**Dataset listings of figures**
..........
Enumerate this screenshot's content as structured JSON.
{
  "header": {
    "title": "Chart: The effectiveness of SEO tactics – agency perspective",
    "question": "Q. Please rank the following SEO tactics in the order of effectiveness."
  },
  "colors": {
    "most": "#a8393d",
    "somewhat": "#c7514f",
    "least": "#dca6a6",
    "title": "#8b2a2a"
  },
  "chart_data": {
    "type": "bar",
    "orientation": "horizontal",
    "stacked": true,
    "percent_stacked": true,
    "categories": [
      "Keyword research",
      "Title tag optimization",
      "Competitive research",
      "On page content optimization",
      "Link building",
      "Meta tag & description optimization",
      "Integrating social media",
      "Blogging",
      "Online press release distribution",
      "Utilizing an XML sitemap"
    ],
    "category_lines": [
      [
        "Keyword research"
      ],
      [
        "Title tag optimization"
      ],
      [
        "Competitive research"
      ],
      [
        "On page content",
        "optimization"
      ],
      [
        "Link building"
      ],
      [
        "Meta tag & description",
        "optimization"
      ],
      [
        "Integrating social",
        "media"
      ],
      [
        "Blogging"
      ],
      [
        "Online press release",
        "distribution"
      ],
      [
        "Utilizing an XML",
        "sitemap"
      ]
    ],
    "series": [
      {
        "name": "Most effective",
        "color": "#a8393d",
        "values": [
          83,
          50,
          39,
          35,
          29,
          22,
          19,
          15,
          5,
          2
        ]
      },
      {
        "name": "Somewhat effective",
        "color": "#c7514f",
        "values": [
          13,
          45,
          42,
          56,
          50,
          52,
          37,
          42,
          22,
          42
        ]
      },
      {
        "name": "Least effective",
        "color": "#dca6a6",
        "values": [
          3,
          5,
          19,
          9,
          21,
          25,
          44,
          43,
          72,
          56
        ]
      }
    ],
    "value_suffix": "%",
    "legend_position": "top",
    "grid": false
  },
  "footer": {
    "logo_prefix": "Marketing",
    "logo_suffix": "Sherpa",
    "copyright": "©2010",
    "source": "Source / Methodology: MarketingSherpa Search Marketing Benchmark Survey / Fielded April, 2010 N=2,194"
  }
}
..........
**WORK TO BE COMPLETED**
Reply with only the number of lines in the material above where the string "Competitive" appears.

**WRITTEN RESPONSE**
2